▸ **Task goal**:
Every record must be repeated exactly; omit any pictures they contain.

[Extracted records]
▼▼▼

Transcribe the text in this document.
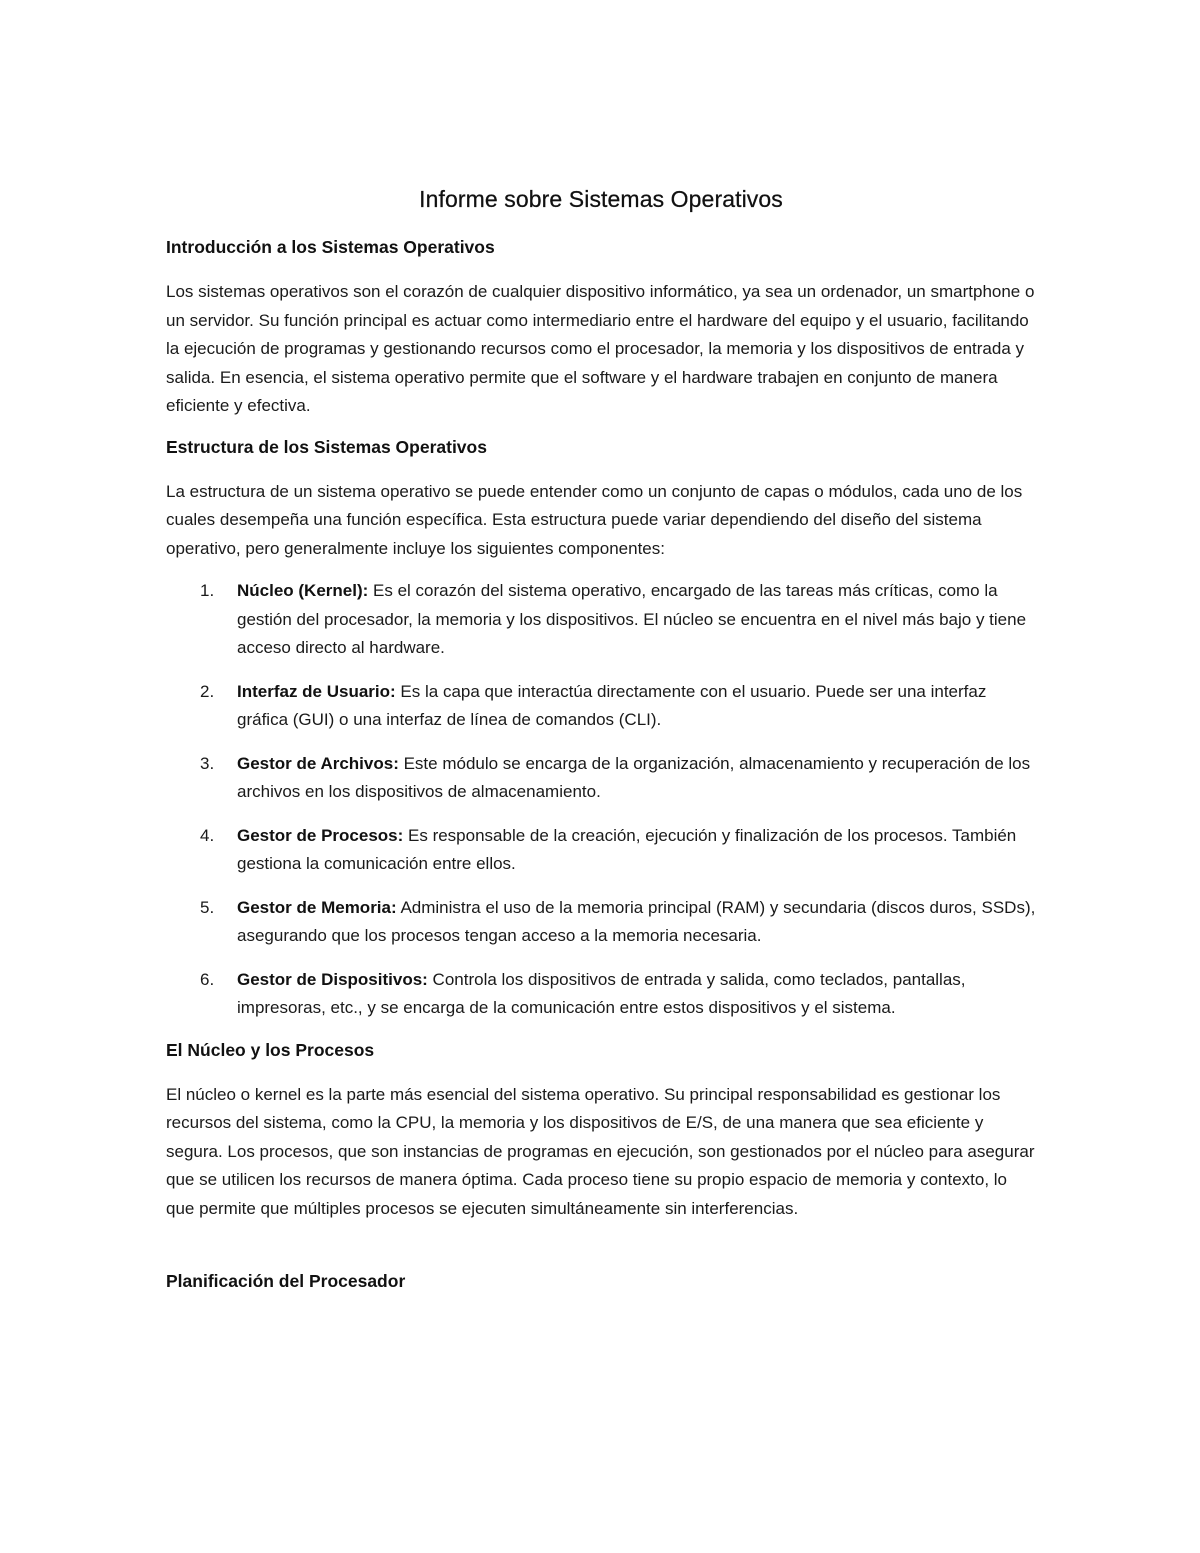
Informe sobre Sistemas Operativos
Introducción a los Sistemas Operativos

Los sistemas operativos son el corazón de cualquier dispositivo informático, ya sea un ordenador, un smartphone o un servidor. Su función principal es actuar como intermediario entre el hardware del equipo y el usuario, facilitando la ejecución de programas y gestionando recursos como el procesador, la memoria y los dispositivos de entrada y salida. En esencia, el sistema operativo permite que el software y el hardware trabajen en conjunto de manera eficiente y efectiva.

Estructura de los Sistemas Operativos

La estructura de un sistema operativo se puede entender como un conjunto de capas o módulos, cada uno de los cuales desempeña una función específica. Esta estructura puede variar dependiendo del diseño del sistema operativo, pero generalmente incluye los siguientes componentes:

1. Núcleo (Kernel): Es el corazón del sistema operativo, encargado de las tareas más críticas, como la gestión del procesador, la memoria y los dispositivos. El núcleo se encuentra en el nivel más bajo y tiene acceso directo al hardware.
2. Interfaz de Usuario: Es la capa que interactúa directamente con el usuario. Puede ser una interfaz gráfica (GUI) o una interfaz de línea de comandos (CLI).
3. Gestor de Archivos: Este módulo se encarga de la organización, almacenamiento y recuperación de los archivos en los dispositivos de almacenamiento.
4. Gestor de Procesos: Es responsable de la creación, ejecución y finalización de los procesos. También gestiona la comunicación entre ellos.
5. Gestor de Memoria: Administra el uso de la memoria principal (RAM) y secundaria (discos duros, SSDs), asegurando que los procesos tengan acceso a la memoria necesaria.
6. Gestor de Dispositivos: Controla los dispositivos de entrada y salida, como teclados, pantallas, impresoras, etc., y se encarga de la comunicación entre estos dispositivos y el sistema.
El Núcleo y los Procesos

El núcleo o kernel es la parte más esencial del sistema operativo. Su principal responsabilidad es gestionar los recursos del sistema, como la CPU, la memoria y los dispositivos de E/S, de una manera que sea eficiente y segura. Los procesos, que son instancias de programas en ejecución, son gestionados por el núcleo para asegurar que se utilicen los recursos de manera óptima. Cada proceso tiene su propio espacio de memoria y contexto, lo que permite que múltiples procesos se ejecuten simultáneamente sin interferencias.

Planificación del Procesador
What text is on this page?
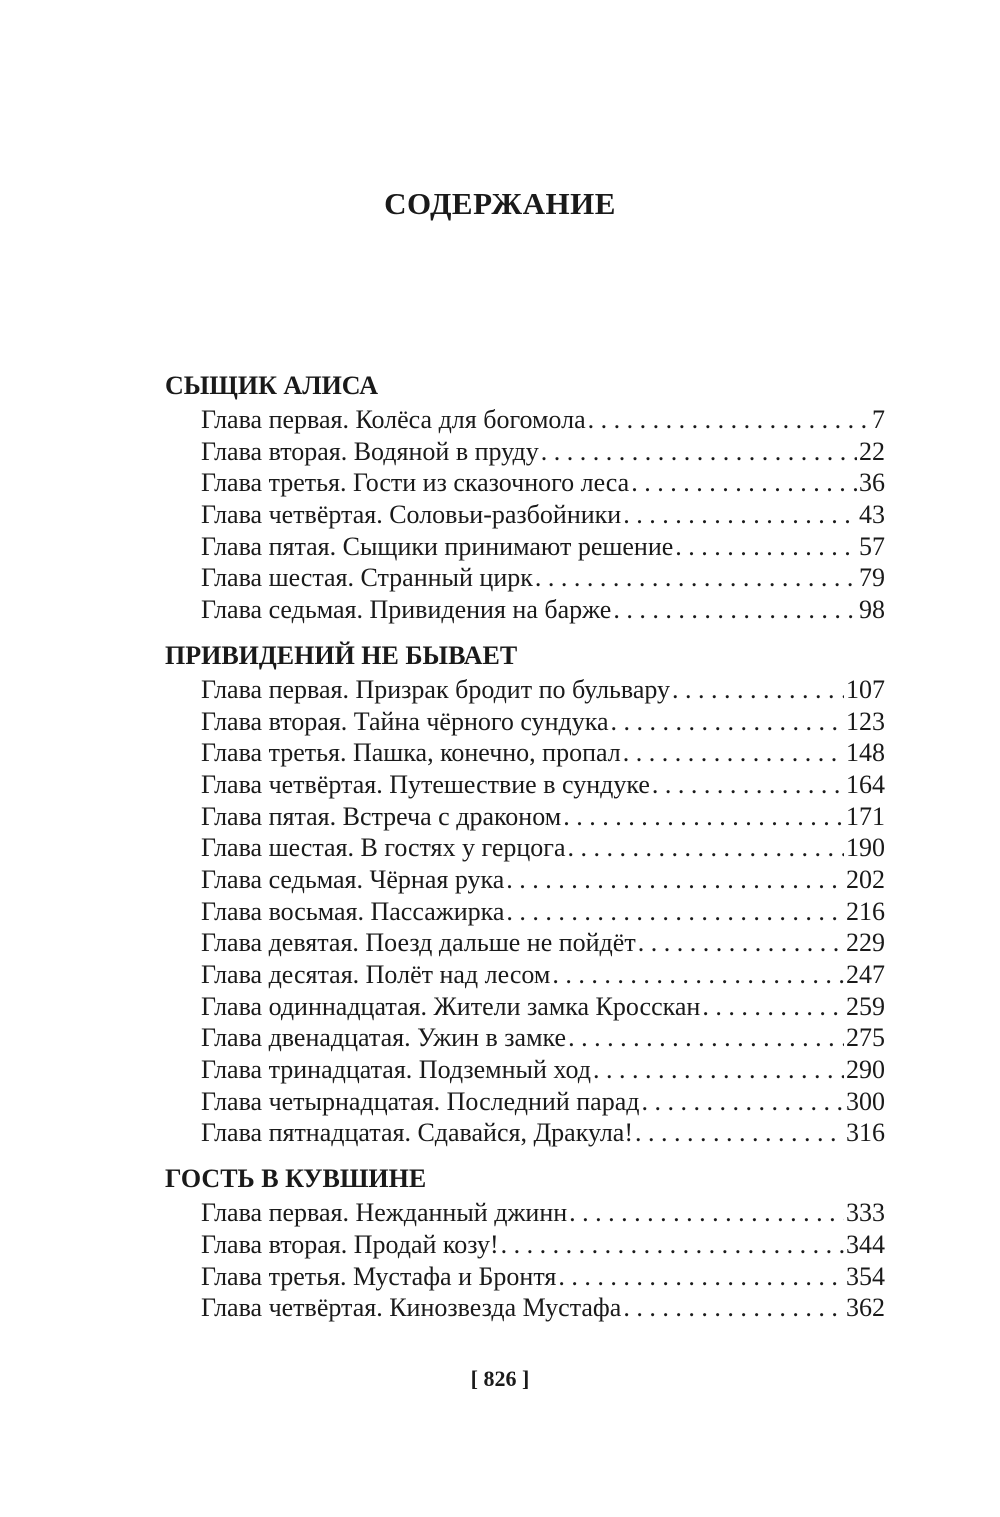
СОДЕРЖАНИЕ
СЫЩИК АЛИСА
Глава первая. Колёса для богомола . . .	7
Глава вторая. Водяной в пруду . . .	22
Глава третья. Гости из сказочного леса . . .	36
Глава четвёртая. Соловьи-разбойники . . .	43
Глава пятая. Сыщики принимают решение . . .	57
Глава шестая. Странный цирк . . .	79
Глава седьмая. Привидения на барже . . .	98
ПРИВИДЕНИЙ НЕ БЫВАЕТ
Глава первая. Призрак бродит по бульвару . . .	107
Глава вторая. Тайна чёрного сундука . . .	123
Глава третья. Пашка, конечно, пропал . . .	148
Глава четвёртая. Путешествие в сундуке . . .	164
Глава пятая. Встреча с драконом . . .	171
Глава шестая. В гостях у герцога . . .	190
Глава седьмая. Чёрная рука . . .	202
Глава восьмая. Пассажирка . . .	216
Глава девятая. Поезд дальше не пойдёт . . .	229
Глава десятая. Полёт над лесом . . .	247
Глава одиннадцатая. Жители замка Кросскан . . .	259
Глава двенадцатая. Ужин в замке . . .	275
Глава тринадцатая. Подземный ход . . .	290
Глава четырнадцатая. Последний парад . . .	300
Глава пятнадцатая. Сдавайся, Дракула! . . .	316
ГОСТЬ В КУВШИНЕ
Глава первая. Нежданный джинн . . .	333
Глава вторая. Продай козу! . . .	344
Глава третья. Мустафа и Бронтя . . .	354
Глава четвёртая. Кинозвезда Мустафа . . .	362
[ 826 ]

▲▲▲

▸ **Solution for this task**:
Transcribe the text in this document.
Informe sobre Sistemas Operativos
Introducción a los Sistemas Operativos

Los sistemas operativos son el corazón de cualquier dispositivo informático, ya sea un ordenador, un smartphone o un servidor. Su función principal es actuar como intermediario entre el hardware del equipo y el usuario, facilitando la ejecución de programas y gestionando recursos como el procesador, la memoria y los dispositivos de entrada y salida. En esencia, el sistema operativo permite que el software y el hardware trabajen en conjunto de manera eficiente y efectiva.

Estructura de los Sistemas Operativos

La estructura de un sistema operativo se puede entender como un conjunto de capas o módulos, cada uno de los cuales desempeña una función específica. Esta estructura puede variar dependiendo del diseño del sistema operativo, pero generalmente incluye los siguientes componentes:

1. Núcleo (Kernel): Es el corazón del sistema operativo, encargado de las tareas más críticas, como la gestión del procesador, la memoria y los dispositivos. El núcleo se encuentra en el nivel más bajo y tiene acceso directo al hardware.
2. Interfaz de Usuario: Es la capa que interactúa directamente con el usuario. Puede ser una interfaz gráfica (GUI) o una interfaz de línea de comandos (CLI).
3. Gestor de Archivos: Este módulo se encarga de la organización, almacenamiento y recuperación de los archivos en los dispositivos de almacenamiento.
4. Gestor de Procesos: Es responsable de la creación, ejecución y finalización de los procesos. También gestiona la comunicación entre ellos.
5. Gestor de Memoria: Administra el uso de la memoria principal (RAM) y secundaria (discos duros, SSDs), asegurando que los procesos tengan acceso a la memoria necesaria.
6. Gestor de Dispositivos: Controla los dispositivos de entrada y salida, como teclados, pantallas, impresoras, etc., y se encarga de la comunicación entre estos dispositivos y el sistema.
El Núcleo y los Procesos

El núcleo o kernel es la parte más esencial del sistema operativo. Su principal responsabilidad es gestionar los recursos del sistema, como la CPU, la memoria y los dispositivos de E/S, de una manera que sea eficiente y segura. Los procesos, que son instancias de programas en ejecución, son gestionados por el núcleo para asegurar que se utilicen los recursos de manera óptima. Cada proceso tiene su propio espacio de memoria y contexto, lo que permite que múltiples procesos se ejecuten simultáneamente sin interferencias.

Planificación del Procesador
What text is on this page?
СОДЕРЖАНИЕ
СЫЩИК АЛИСА
Глава первая. Колёса для богомола . . .	7
Глава вторая. Водяной в пруду . . .	22
Глава третья. Гости из сказочного леса . . .	36
Глава четвёртая. Соловьи-разбойники . . .	43
Глава пятая. Сыщики принимают решение . . .	57
Глава шестая. Странный цирк . . .	79
Глава седьмая. Привидения на барже . . .	98
ПРИВИДЕНИЙ НЕ БЫВАЕТ
Глава первая. Призрак бродит по бульвару . . .	107
Глава вторая. Тайна чёрного сундука . . .	123
Глава третья. Пашка, конечно, пропал . . .	148
Глава четвёртая. Путешествие в сундуке . . .	164
Глава пятая. Встреча с драконом . . .	171
Глава шестая. В гостях у герцога . . .	190
Глава седьмая. Чёрная рука . . .	202
Глава восьмая. Пассажирка . . .	216
Глава девятая. Поезд дальше не пойдёт . . .	229
Глава десятая. Полёт над лесом . . .	247
Глава одиннадцатая. Жители замка Кросскан . . .	259
Глава двенадцатая. Ужин в замке . . .	275
Глава тринадцатая. Подземный ход . . .	290
Глава четырнадцатая. Последний парад . . .	300
Глава пятнадцатая. Сдавайся, Дракула! . . .	316
ГОСТЬ В КУВШИНЕ
Глава первая. Нежданный джинн . . .	333
Глава вторая. Продай козу! . . .	344
Глава третья. Мустафа и Бронтя . . .	354
Глава четвёртая. Кинозвезда Мустафа . . .	362
[ 826 ]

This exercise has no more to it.